━━ The data

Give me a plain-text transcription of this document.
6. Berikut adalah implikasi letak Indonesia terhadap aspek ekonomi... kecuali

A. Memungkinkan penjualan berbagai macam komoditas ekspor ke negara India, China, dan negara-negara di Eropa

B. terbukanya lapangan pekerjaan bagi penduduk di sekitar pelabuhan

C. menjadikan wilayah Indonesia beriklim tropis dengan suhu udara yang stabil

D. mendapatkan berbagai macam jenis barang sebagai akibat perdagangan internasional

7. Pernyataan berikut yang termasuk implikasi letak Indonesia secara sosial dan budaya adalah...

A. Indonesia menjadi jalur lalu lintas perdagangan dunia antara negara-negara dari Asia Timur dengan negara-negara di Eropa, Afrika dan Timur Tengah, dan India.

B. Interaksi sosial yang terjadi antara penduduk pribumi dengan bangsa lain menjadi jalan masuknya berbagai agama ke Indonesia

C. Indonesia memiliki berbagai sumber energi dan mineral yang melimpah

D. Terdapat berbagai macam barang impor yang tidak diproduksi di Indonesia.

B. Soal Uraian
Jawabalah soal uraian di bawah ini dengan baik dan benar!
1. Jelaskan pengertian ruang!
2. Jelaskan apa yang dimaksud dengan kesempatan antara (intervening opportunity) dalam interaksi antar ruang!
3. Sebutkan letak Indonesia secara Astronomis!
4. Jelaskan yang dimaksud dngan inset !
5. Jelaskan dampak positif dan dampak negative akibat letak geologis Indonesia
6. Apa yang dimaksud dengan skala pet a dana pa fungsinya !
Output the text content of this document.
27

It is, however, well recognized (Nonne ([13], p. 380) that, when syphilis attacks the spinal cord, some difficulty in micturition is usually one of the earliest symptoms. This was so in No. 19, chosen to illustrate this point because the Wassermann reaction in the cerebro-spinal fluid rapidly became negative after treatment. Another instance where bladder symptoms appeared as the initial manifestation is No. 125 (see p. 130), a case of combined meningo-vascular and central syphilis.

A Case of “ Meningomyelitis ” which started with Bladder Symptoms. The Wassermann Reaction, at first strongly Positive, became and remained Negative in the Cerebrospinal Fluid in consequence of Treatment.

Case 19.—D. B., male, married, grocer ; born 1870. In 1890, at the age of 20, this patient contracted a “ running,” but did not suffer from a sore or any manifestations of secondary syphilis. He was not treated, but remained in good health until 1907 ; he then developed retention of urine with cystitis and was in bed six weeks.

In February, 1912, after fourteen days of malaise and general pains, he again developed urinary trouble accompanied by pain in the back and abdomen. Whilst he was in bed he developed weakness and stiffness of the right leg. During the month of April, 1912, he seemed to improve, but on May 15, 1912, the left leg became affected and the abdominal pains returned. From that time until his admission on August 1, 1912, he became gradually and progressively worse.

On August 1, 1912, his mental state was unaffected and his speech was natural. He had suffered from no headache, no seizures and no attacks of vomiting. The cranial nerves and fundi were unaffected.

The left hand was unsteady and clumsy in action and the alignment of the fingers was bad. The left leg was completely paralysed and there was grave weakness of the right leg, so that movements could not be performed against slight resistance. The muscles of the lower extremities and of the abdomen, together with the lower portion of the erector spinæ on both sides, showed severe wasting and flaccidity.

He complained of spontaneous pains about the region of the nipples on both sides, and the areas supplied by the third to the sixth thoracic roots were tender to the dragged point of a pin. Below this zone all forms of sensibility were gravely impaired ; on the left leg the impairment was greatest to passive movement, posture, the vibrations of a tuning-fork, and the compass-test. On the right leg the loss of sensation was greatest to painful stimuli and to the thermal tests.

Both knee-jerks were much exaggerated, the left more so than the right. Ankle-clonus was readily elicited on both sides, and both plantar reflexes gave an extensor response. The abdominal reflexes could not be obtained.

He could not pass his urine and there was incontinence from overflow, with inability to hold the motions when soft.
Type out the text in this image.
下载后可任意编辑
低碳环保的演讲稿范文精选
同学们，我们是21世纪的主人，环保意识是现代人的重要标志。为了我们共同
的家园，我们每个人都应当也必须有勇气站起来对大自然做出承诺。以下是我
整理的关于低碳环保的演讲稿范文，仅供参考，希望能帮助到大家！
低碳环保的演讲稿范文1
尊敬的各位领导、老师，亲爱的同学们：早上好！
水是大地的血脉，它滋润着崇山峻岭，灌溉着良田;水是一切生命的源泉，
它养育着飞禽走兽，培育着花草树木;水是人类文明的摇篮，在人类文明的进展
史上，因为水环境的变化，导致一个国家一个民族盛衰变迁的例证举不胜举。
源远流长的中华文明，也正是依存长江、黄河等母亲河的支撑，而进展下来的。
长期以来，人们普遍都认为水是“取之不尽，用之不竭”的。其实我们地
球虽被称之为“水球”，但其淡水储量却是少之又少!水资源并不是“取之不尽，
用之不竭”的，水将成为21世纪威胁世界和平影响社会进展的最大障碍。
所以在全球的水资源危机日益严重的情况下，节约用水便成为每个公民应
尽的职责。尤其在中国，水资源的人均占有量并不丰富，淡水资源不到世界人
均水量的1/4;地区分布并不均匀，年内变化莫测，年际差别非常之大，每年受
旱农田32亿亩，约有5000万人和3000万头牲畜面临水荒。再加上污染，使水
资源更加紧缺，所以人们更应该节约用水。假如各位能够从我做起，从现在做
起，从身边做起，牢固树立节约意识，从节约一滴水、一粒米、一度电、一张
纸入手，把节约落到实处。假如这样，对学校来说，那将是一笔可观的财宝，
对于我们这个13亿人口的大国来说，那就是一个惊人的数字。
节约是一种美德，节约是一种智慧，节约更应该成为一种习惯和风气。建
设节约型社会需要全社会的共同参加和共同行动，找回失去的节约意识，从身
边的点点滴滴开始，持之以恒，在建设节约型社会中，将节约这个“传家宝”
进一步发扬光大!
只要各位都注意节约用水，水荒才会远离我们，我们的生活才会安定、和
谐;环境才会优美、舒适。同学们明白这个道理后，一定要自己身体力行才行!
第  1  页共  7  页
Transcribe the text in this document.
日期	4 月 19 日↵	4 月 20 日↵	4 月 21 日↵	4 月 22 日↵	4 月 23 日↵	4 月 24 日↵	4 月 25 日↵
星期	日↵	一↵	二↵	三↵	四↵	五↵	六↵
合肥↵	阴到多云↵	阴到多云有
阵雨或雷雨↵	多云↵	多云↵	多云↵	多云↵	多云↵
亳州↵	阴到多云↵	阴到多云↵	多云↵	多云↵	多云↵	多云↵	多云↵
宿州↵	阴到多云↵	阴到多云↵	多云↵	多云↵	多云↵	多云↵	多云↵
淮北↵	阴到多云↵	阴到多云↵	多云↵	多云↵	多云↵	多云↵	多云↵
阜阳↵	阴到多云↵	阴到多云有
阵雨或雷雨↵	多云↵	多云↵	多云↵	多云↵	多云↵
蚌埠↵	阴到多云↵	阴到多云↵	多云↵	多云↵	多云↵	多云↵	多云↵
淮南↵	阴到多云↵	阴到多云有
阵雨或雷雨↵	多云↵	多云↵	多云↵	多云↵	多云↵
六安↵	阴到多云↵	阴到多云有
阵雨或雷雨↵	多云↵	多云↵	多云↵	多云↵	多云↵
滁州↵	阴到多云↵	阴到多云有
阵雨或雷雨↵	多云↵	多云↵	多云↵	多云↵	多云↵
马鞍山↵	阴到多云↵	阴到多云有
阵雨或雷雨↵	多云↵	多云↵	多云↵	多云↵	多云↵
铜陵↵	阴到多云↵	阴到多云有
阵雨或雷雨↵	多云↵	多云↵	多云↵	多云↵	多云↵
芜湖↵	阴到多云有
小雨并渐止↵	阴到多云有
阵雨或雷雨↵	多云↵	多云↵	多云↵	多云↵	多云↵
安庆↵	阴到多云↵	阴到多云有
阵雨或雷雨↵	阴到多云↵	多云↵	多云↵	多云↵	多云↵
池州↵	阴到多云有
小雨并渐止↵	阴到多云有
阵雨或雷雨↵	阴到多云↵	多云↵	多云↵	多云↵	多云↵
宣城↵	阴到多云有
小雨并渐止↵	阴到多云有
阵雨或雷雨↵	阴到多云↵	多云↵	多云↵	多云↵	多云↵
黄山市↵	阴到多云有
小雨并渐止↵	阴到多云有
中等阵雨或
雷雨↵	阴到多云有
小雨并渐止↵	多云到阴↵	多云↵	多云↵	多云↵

━━━━

Task goal:
Using the material above, reproduce exactly the line that contains "Transcribe the text in this document." and all lines after it through the last one, and only those.

The output:
Transcribe the text in this document.
日期	4 月 19 日↵	4 月 20 日↵	4 月 21 日↵	4 月 22 日↵	4 月 23 日↵	4 月 24 日↵	4 月 25 日↵
星期	日↵	一↵	二↵	三↵	四↵	五↵	六↵
合肥↵	阴到多云↵	阴到多云有
阵雨或雷雨↵	多云↵	多云↵	多云↵	多云↵	多云↵
亳州↵	阴到多云↵	阴到多云↵	多云↵	多云↵	多云↵	多云↵	多云↵
宿州↵	阴到多云↵	阴到多云↵	多云↵	多云↵	多云↵	多云↵	多云↵
淮北↵	阴到多云↵	阴到多云↵	多云↵	多云↵	多云↵	多云↵	多云↵
阜阳↵	阴到多云↵	阴到多云有
阵雨或雷雨↵	多云↵	多云↵	多云↵	多云↵	多云↵
蚌埠↵	阴到多云↵	阴到多云↵	多云↵	多云↵	多云↵	多云↵	多云↵
淮南↵	阴到多云↵	阴到多云有
阵雨或雷雨↵	多云↵	多云↵	多云↵	多云↵	多云↵
六安↵	阴到多云↵	阴到多云有
阵雨或雷雨↵	多云↵	多云↵	多云↵	多云↵	多云↵
滁州↵	阴到多云↵	阴到多云有
阵雨或雷雨↵	多云↵	多云↵	多云↵	多云↵	多云↵
马鞍山↵	阴到多云↵	阴到多云有
阵雨或雷雨↵	多云↵	多云↵	多云↵	多云↵	多云↵
铜陵↵	阴到多云↵	阴到多云有
阵雨或雷雨↵	多云↵	多云↵	多云↵	多云↵	多云↵
芜湖↵	阴到多云有
小雨并渐止↵	阴到多云有
阵雨或雷雨↵	多云↵	多云↵	多云↵	多云↵	多云↵
安庆↵	阴到多云↵	阴到多云有
阵雨或雷雨↵	阴到多云↵	多云↵	多云↵	多云↵	多云↵
池州↵	阴到多云有
小雨并渐止↵	阴到多云有
阵雨或雷雨↵	阴到多云↵	多云↵	多云↵	多云↵	多云↵
宣城↵	阴到多云有
小雨并渐止↵	阴到多云有
阵雨或雷雨↵	阴到多云↵	多云↵	多云↵	多云↵	多云↵
黄山市↵	阴到多云有
小雨并渐止↵	阴到多云有
中等阵雨或
雷雨↵	阴到多云有
小雨并渐止↵	多云到阴↵	多云↵	多云↵	多云↵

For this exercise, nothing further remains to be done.